EXERCISE OBJECTIVE:
Drop the images; return everything else in the listing below exactly.

GIVEN INFORMATION:

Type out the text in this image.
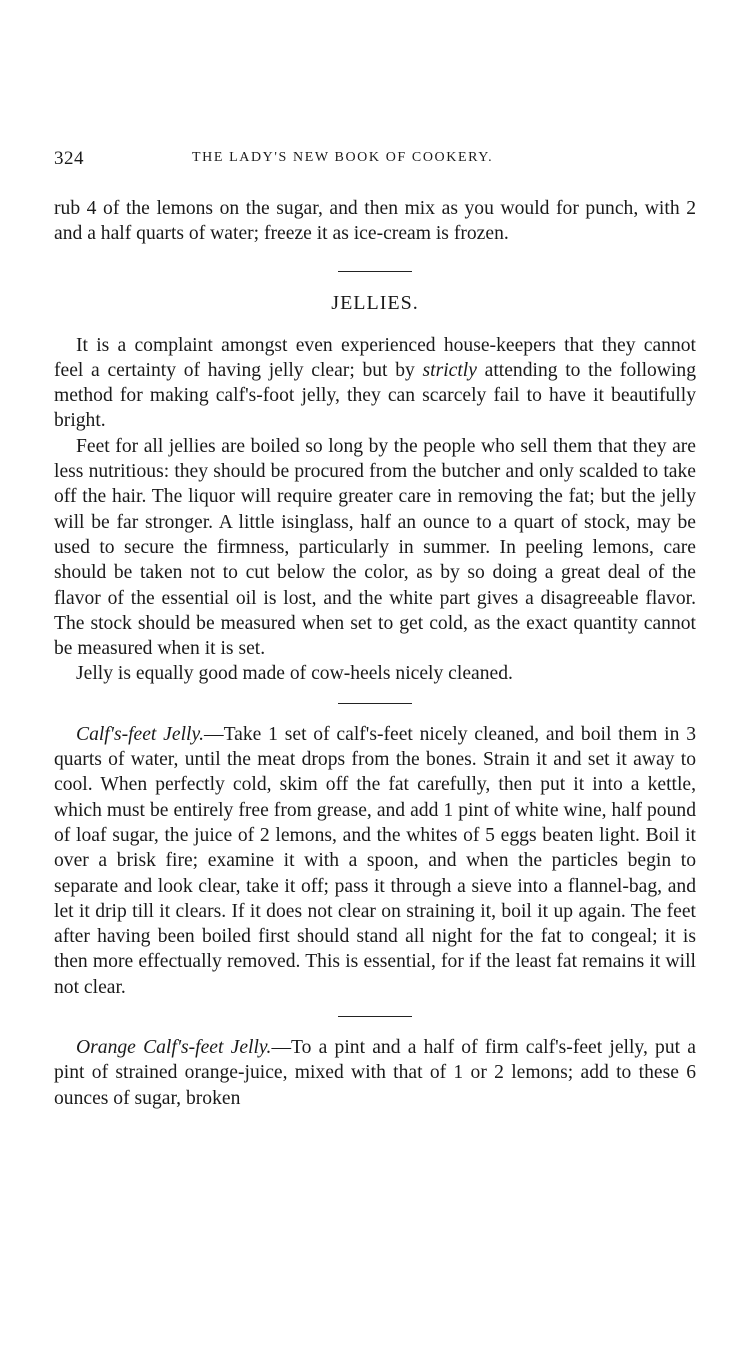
324	THE LADY'S NEW BOOK OF COOKERY.

rub 4 of the lemons on the sugar, and then mix as you would for punch, with 2 and a half quarts of water; freeze it as ice-cream is frozen.

JELLIES.

It is a complaint amongst even experienced house-keepers that they cannot feel a certainty of having jelly clear; but by strictly attending to the following method for making calf's-foot jelly, they can scarcely fail to have it beautifully bright.

Feet for all jellies are boiled so long by the people who sell them that they are less nutritious: they should be procured from the butcher and only scalded to take off the hair. The liquor will require greater care in removing the fat; but the jelly will be far stronger. A little isinglass, half an ounce to a quart of stock, may be used to secure the firmness, particularly in summer. In peeling lemons, care should be taken not to cut below the color, as by so doing a great deal of the flavor of the essential oil is lost, and the white part gives a disagreeable flavor. The stock should be measured when set to get cold, as the exact quantity cannot be measured when it is set.

Jelly is equally good made of cow-heels nicely cleaned.

Calf's-feet Jelly.—Take 1 set of calf's-feet nicely cleaned, and boil them in 3 quarts of water, until the meat drops from the bones. Strain it and set it away to cool. When perfectly cold, skim off the fat carefully, then put it into a kettle, which must be entirely free from grease, and add 1 pint of white wine, half pound of loaf sugar, the juice of 2 lemons, and the whites of 5 eggs beaten light. Boil it over a brisk fire; examine it with a spoon, and when the particles begin to separate and look clear, take it off; pass it through a sieve into a flannel-bag, and let it drip till it clears. If it does not clear on straining it, boil it up again. The feet after having been boiled first should stand all night for the fat to congeal; it is then more effectually removed. This is essential, for if the least fat remains it will not clear.

Orange Calf's-feet Jelly.—To a pint and a half of firm calf's-feet jelly, put a pint of strained orange-juice, mixed with that of 1 or 2 lemons; add to these 6 ounces of sugar, broken
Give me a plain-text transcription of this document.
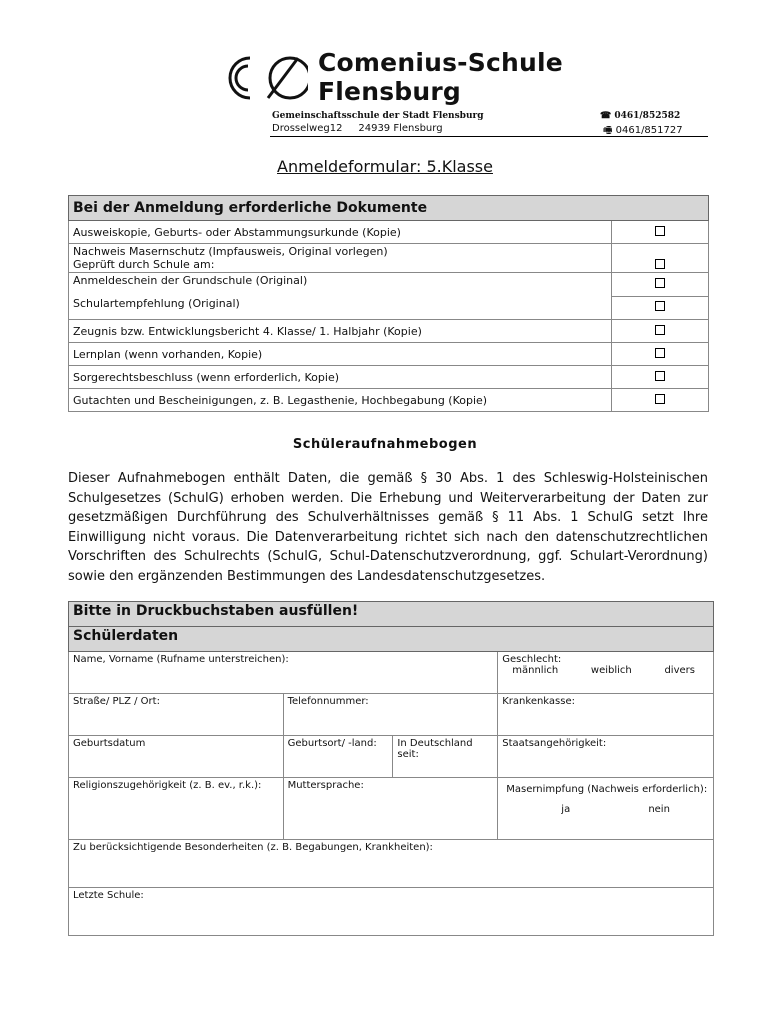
Comenius-Schule
Flensburg
Gemeinschaftsschule der Stadt Flensburg
Drosselweg12     24939 Flensburg
☎ 0461/852582
🖷 0461/851727
Anmeldeformular: 5.Klasse
Bei der Anmeldung erforderliche Dokumente	
Ausweiskopie, Geburts- oder Abstammungsurkunde (Kopie)	

Nachweis Masernschutz (Impfausweis, Original vorlegen)
Geprüft durch Schule am:	

Anmeldeschein der Grundschule (Original)
Schulartempfehlung (Original)	

Zeugnis bzw. Entwicklungsbericht 4. Klasse/ 1. Halbjahr (Kopie)	
Lernplan (wenn vorhanden, Kopie)	
Sorgerechtsbeschluss (wenn erforderlich, Kopie)	
Gutachten und Bescheinigungen, z. B. Legasthenie, Hochbegabung (Kopie)	
Schüleraufnahmebogen
Dieser Aufnahmebogen enthält Daten, die gemäß § 30 Abs. 1 des Schleswig-Holsteinischen Schulgesetzes (SchulG) erhoben werden. Die Erhebung und Weiterverarbeitung der Daten zur gesetzmäßigen Durchführung des Schulverhältnisses gemäß § 11 Abs. 1 SchulG setzt Ihre Einwilligung nicht voraus. Die Datenverarbeitung richtet sich nach den datenschutzrechtlichen Vorschriften des Schulrechts (SchulG, Schul-Datenschutzverordnung, ggf. Schulart-Verordnung) sowie den ergänzenden Bestimmungen des Landesdatenschutzgesetzes.
Bitte in Druckbuchstaben ausfüllen!			
Schülerdaten			
Name, Vorname (Rufname unterstreichen):			Geschlecht:
männlich weiblich divers

Straße/ PLZ / Ort:	Telefonnummer:		Krankenkasse:
Geburtsdatum	Geburtsort/ -land:	In Deutschland seit:	Staatsangehörigkeit:
Religionszugehörigkeit (z. B. ev., r.k.):	Muttersprache:		Masernimpfung (Nachweis erforderlich):
ja nein

Zu berücksichtigende Besonderheiten (z. B. Begabungen, Krankheiten):			
Letzte Schule:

ANSWER IN FULL:
Type out the text in this image.
324	THE LADY'S NEW BOOK OF COOKERY.

rub 4 of the lemons on the sugar, and then mix as you would for punch, with 2 and a half quarts of water; freeze it as ice-cream is frozen.

JELLIES.

It is a complaint amongst even experienced house-keepers that they cannot feel a certainty of having jelly clear; but by strictly attending to the following method for making calf's-foot jelly, they can scarcely fail to have it beautifully bright.

Feet for all jellies are boiled so long by the people who sell them that they are less nutritious: they should be procured from the butcher and only scalded to take off the hair. The liquor will require greater care in removing the fat; but the jelly will be far stronger. A little isinglass, half an ounce to a quart of stock, may be used to secure the firmness, particularly in summer. In peeling lemons, care should be taken not to cut below the color, as by so doing a great deal of the flavor of the essential oil is lost, and the white part gives a disagreeable flavor. The stock should be measured when set to get cold, as the exact quantity cannot be measured when it is set.

Jelly is equally good made of cow-heels nicely cleaned.

Calf's-feet Jelly.—Take 1 set of calf's-feet nicely cleaned, and boil them in 3 quarts of water, until the meat drops from the bones. Strain it and set it away to cool. When perfectly cold, skim off the fat carefully, then put it into a kettle, which must be entirely free from grease, and add 1 pint of white wine, half pound of loaf sugar, the juice of 2 lemons, and the whites of 5 eggs beaten light. Boil it over a brisk fire; examine it with a spoon, and when the particles begin to separate and look clear, take it off; pass it through a sieve into a flannel-bag, and let it drip till it clears. If it does not clear on straining it, boil it up again. The feet after having been boiled first should stand all night for the fat to congeal; it is then more effectually removed. This is essential, for if the least fat remains it will not clear.

Orange Calf's-feet Jelly.—To a pint and a half of firm calf's-feet jelly, put a pint of strained orange-juice, mixed with that of 1 or 2 lemons; add to these 6 ounces of sugar, broken
Give me a plain-text transcription of this document.
Comenius-Schule
Flensburg
Gemeinschaftsschule der Stadt Flensburg
Drosselweg12     24939 Flensburg
☎ 0461/852582
🖷 0461/851727
Anmeldeformular: 5.Klasse
Bei der Anmeldung erforderliche Dokumente	
Ausweiskopie, Geburts- oder Abstammungsurkunde (Kopie)	

Nachweis Masernschutz (Impfausweis, Original vorlegen)
Geprüft durch Schule am:	

Anmeldeschein der Grundschule (Original)
Schulartempfehlung (Original)	

Zeugnis bzw. Entwicklungsbericht 4. Klasse/ 1. Halbjahr (Kopie)	
Lernplan (wenn vorhanden, Kopie)	
Sorgerechtsbeschluss (wenn erforderlich, Kopie)	
Gutachten und Bescheinigungen, z. B. Legasthenie, Hochbegabung (Kopie)	
Schüleraufnahmebogen
Dieser Aufnahmebogen enthält Daten, die gemäß § 30 Abs. 1 des Schleswig-Holsteinischen Schulgesetzes (SchulG) erhoben werden. Die Erhebung und Weiterverarbeitung der Daten zur gesetzmäßigen Durchführung des Schulverhältnisses gemäß § 11 Abs. 1 SchulG setzt Ihre Einwilligung nicht voraus. Die Datenverarbeitung richtet sich nach den datenschutzrechtlichen Vorschriften des Schulrechts (SchulG, Schul-Datenschutzverordnung, ggf. Schulart-Verordnung) sowie den ergänzenden Bestimmungen des Landesdatenschutzgesetzes.
Bitte in Druckbuchstaben ausfüllen!			
Schülerdaten			
Name, Vorname (Rufname unterstreichen):			Geschlecht:
männlich weiblich divers

Straße/ PLZ / Ort:	Telefonnummer:		Krankenkasse:
Geburtsdatum	Geburtsort/ -land:	In Deutschland seit:	Staatsangehörigkeit:
Religionszugehörigkeit (z. B. ev., r.k.):	Muttersprache:		Masernimpfung (Nachweis erforderlich):
ja nein

Zu berücksichtigende Besonderheiten (z. B. Begabungen, Krankheiten):			
Letzte Schule:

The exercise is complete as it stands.